> Do this
Output all the data exactly. Pictures do not belong in the copy.

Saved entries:
· · · · ·

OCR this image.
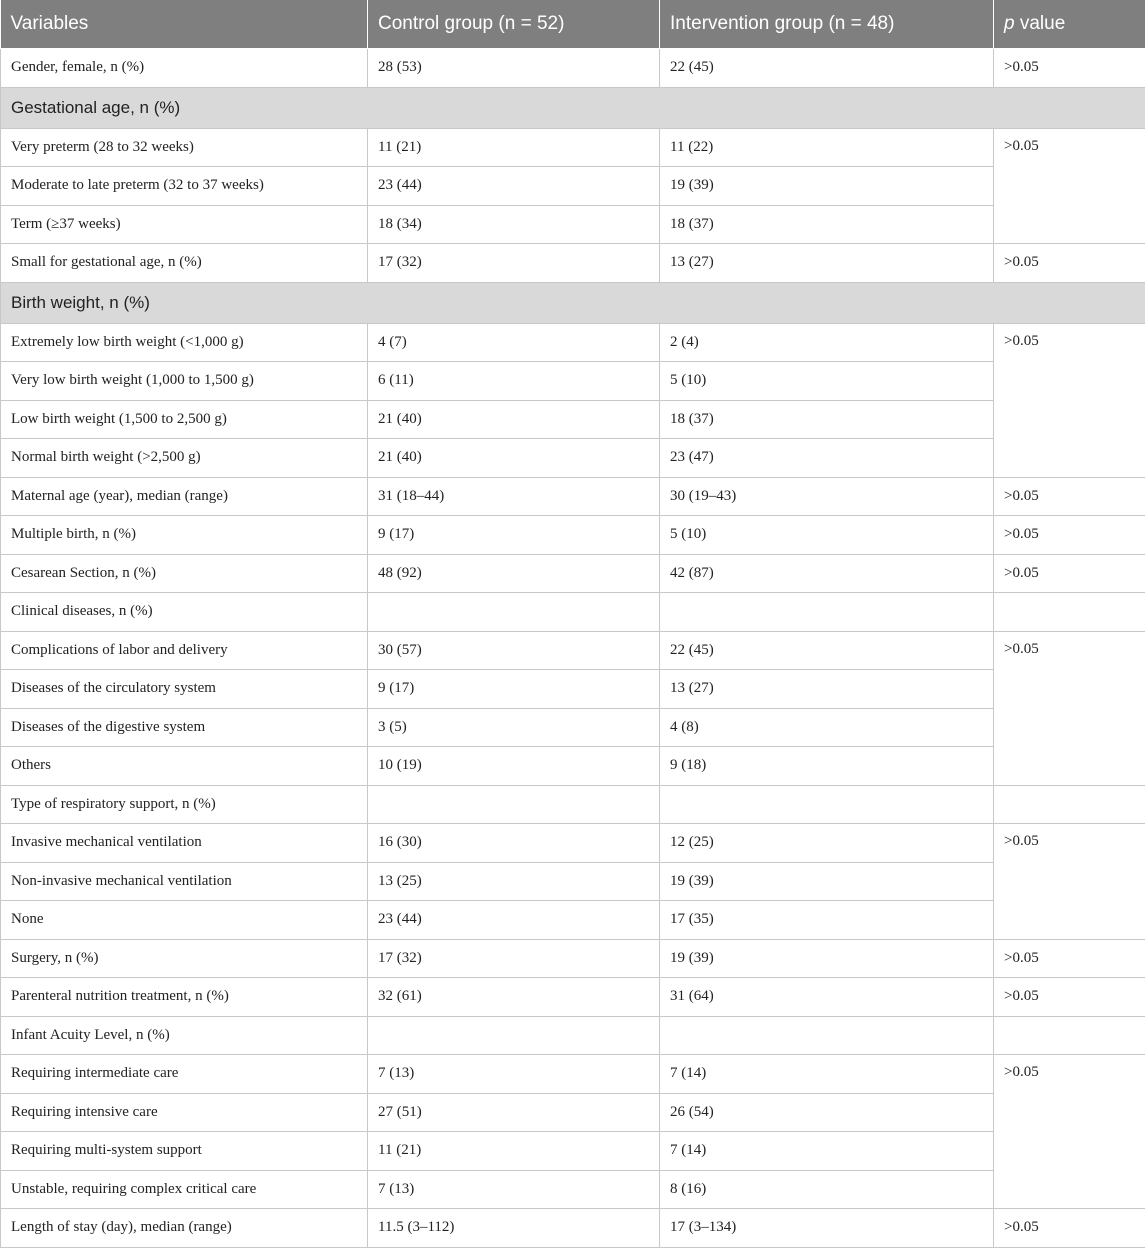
Variables	Control group (n = 52)	Intervention group (n = 48)	p value
Gender, female, n (%)	28 (53)	22 (45)	>0.05
Gestational age, n (%)			
Very preterm (28 to 32 weeks)	11 (21)	11 (22)	>0.05
Moderate to late preterm (32 to 37 weeks)	23 (44)	19 (39)	
Term (≥37 weeks)	18 (34)	18 (37)	
Small for gestational age, n (%)	17 (32)	13 (27)	>0.05
Birth weight, n (%)			
Extremely low birth weight (<1,000 g)	4 (7)	2 (4)	>0.05
Very low birth weight (1,000 to 1,500 g)	6 (11)	5 (10)	
Low birth weight (1,500 to 2,500 g)	21 (40)	18 (37)	
Normal birth weight (>2,500 g)	21 (40)	23 (47)	
Maternal age (year), median (range)	31 (18–44)	30 (19–43)	>0.05
Multiple birth, n (%)	9 (17)	5 (10)	>0.05
Cesarean Section, n (%)	48 (92)	42 (87)	>0.05
Clinical diseases, n (%)			
Complications of labor and delivery	30 (57)	22 (45)	>0.05
Diseases of the circulatory system	9 (17)	13 (27)	
Diseases of the digestive system	3 (5)	4 (8)	
Others	10 (19)	9 (18)	
Type of respiratory support, n (%)			
Invasive mechanical ventilation	16 (30)	12 (25)	>0.05
Non-invasive mechanical ventilation	13 (25)	19 (39)	
None	23 (44)	17 (35)	
Surgery, n (%)	17 (32)	19 (39)	>0.05
Parenteral nutrition treatment, n (%)	32 (61)	31 (64)	>0.05
Infant Acuity Level, n (%)			
Requiring intermediate care	7 (13)	7 (14)	>0.05
Requiring intensive care	27 (51)	26 (54)	
Requiring multi-system support	11 (21)	7 (14)	
Unstable, requiring complex critical care	7 (13)	8 (16)	
Length of stay (day), median (range)	11.5 (3–112)	17 (3–134)	>0.05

· · · · ·

> Finished task
OCR this image.
Variables	Control group (n = 52)	Intervention group (n = 48)	p value
Gender, female, n (%)	28 (53)	22 (45)	>0.05
Gestational age, n (%)			
Very preterm (28 to 32 weeks)	11 (21)	11 (22)	>0.05
Moderate to late preterm (32 to 37 weeks)	23 (44)	19 (39)	
Term (≥37 weeks)	18 (34)	18 (37)	
Small for gestational age, n (%)	17 (32)	13 (27)	>0.05
Birth weight, n (%)			
Extremely low birth weight (<1,000 g)	4 (7)	2 (4)	>0.05
Very low birth weight (1,000 to 1,500 g)	6 (11)	5 (10)	
Low birth weight (1,500 to 2,500 g)	21 (40)	18 (37)	
Normal birth weight (>2,500 g)	21 (40)	23 (47)	
Maternal age (year), median (range)	31 (18–44)	30 (19–43)	>0.05
Multiple birth, n (%)	9 (17)	5 (10)	>0.05
Cesarean Section, n (%)	48 (92)	42 (87)	>0.05
Clinical diseases, n (%)			
Complications of labor and delivery	30 (57)	22 (45)	>0.05
Diseases of the circulatory system	9 (17)	13 (27)	
Diseases of the digestive system	3 (5)	4 (8)	
Others	10 (19)	9 (18)	
Type of respiratory support, n (%)			
Invasive mechanical ventilation	16 (30)	12 (25)	>0.05
Non-invasive mechanical ventilation	13 (25)	19 (39)	
None	23 (44)	17 (35)	
Surgery, n (%)	17 (32)	19 (39)	>0.05
Parenteral nutrition treatment, n (%)	32 (61)	31 (64)	>0.05
Infant Acuity Level, n (%)			
Requiring intermediate care	7 (13)	7 (14)	>0.05
Requiring intensive care	27 (51)	26 (54)	
Requiring multi-system support	11 (21)	7 (14)	
Unstable, requiring complex critical care	7 (13)	8 (16)	
Length of stay (day), median (range)	11.5 (3–112)	17 (3–134)	>0.05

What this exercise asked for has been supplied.